What the task asks :: Scan the listing for the word "text", and copy out each line where it is found.
[Start of Attachment]
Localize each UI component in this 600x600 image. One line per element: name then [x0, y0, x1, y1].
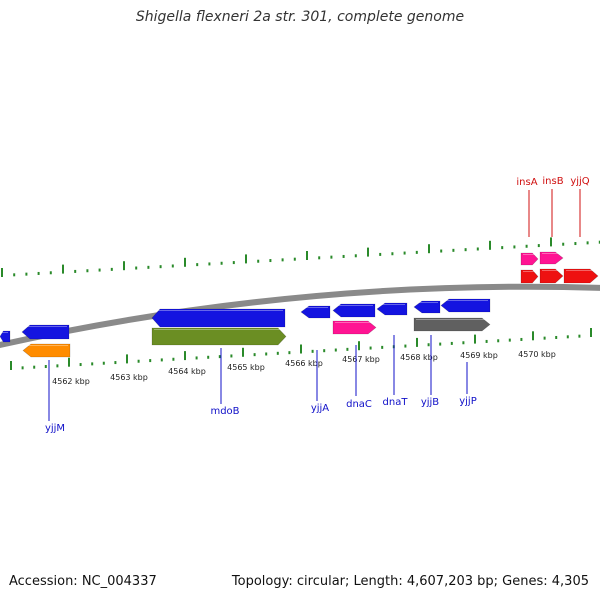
scale-label: 4568 kbp — [400, 353, 438, 362]
gene-feature-2[interactable] — [22, 343, 71, 358]
gene-label-dnaC[interactable]: dnaC — [346, 399, 372, 410]
gene-label-yjjP[interactable]: yjjP — [459, 396, 477, 407]
gene-feature-1[interactable] — [21, 324, 70, 340]
feature-track[interactable] — [0, 251, 599, 358]
gene-feature-0[interactable] — [0, 330, 11, 343]
scale-label: 4566 kbp — [285, 359, 323, 368]
scale-label: 4562 kbp — [52, 377, 90, 386]
gene-feature-8[interactable] — [376, 302, 408, 316]
gene-feature-4[interactable] — [151, 327, 287, 346]
gene-label-insA[interactable]: insA — [516, 177, 537, 188]
scale-label: 4563 kbp — [110, 373, 148, 382]
gene-label-yjjQ[interactable]: yjjQ — [570, 176, 589, 187]
map-title: Shigella flexneri 2a str. 301, complete … — [135, 9, 465, 25]
gene-feature-9[interactable] — [413, 300, 441, 314]
gene-feature-10[interactable] — [440, 298, 491, 313]
gene-feature-12[interactable] — [520, 252, 539, 266]
gene-feature-7[interactable] — [332, 320, 377, 335]
gene-feature-5[interactable] — [300, 305, 331, 319]
outer-tick-ring — [1, 237, 600, 277]
inner-tick-ring — [10, 328, 592, 370]
gene-feature-13[interactable] — [539, 251, 564, 265]
gene-label-insB[interactable]: insB — [542, 176, 563, 187]
gene-label-yjjM[interactable]: yjjM — [45, 423, 65, 434]
scale-label: 4570 kbp — [518, 350, 556, 359]
gene-label-mdoB[interactable]: mdoB — [210, 406, 239, 417]
scale-label: 4564 kbp — [168, 367, 206, 376]
topology-text: Topology: circular; Length: 4,607,203 bp… — [231, 574, 589, 589]
gene-label-leaders — [48, 189, 581, 421]
scale-label: 4565 kbp — [227, 363, 265, 372]
gene-feature-11[interactable] — [413, 317, 491, 332]
gene-label-yjjA[interactable]: yjjA — [311, 403, 329, 414]
gene-labels[interactable]: yjjM mdoB yjjA dnaC dnaT yjjB yjjP insA insB yjjQ — [45, 176, 590, 434]
gene-feature-16[interactable] — [563, 268, 599, 284]
scale-labels: 4562 kbp 4563 kbp 4564 kbp 4565 kbp 4566 kbp… — [52, 350, 556, 386]
accession-text: Accession: NC_004337 — [9, 574, 157, 589]
scale-label: 4569 kbp — [460, 351, 498, 360]
gene-feature-15[interactable] — [539, 268, 564, 284]
gene-label-dnaT[interactable]: dnaT — [383, 397, 409, 408]
gene-feature-6[interactable] — [332, 303, 376, 318]
gene-label-yjjB[interactable]: yjjB — [421, 397, 439, 408]
genome-backbone — [0, 283, 600, 348]
gene-feature-3[interactable] — [151, 308, 286, 328]
gene-feature-14[interactable] — [520, 269, 539, 284]
scale-label: 4567 kbp — [342, 355, 380, 364]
[End of Attachment]
Written response ::
topology-text: Topology: circular; Length: 4,607,203 bp… — [231, 574, 589, 589]
accession-text: Accession: NC_004337 — [9, 574, 157, 589]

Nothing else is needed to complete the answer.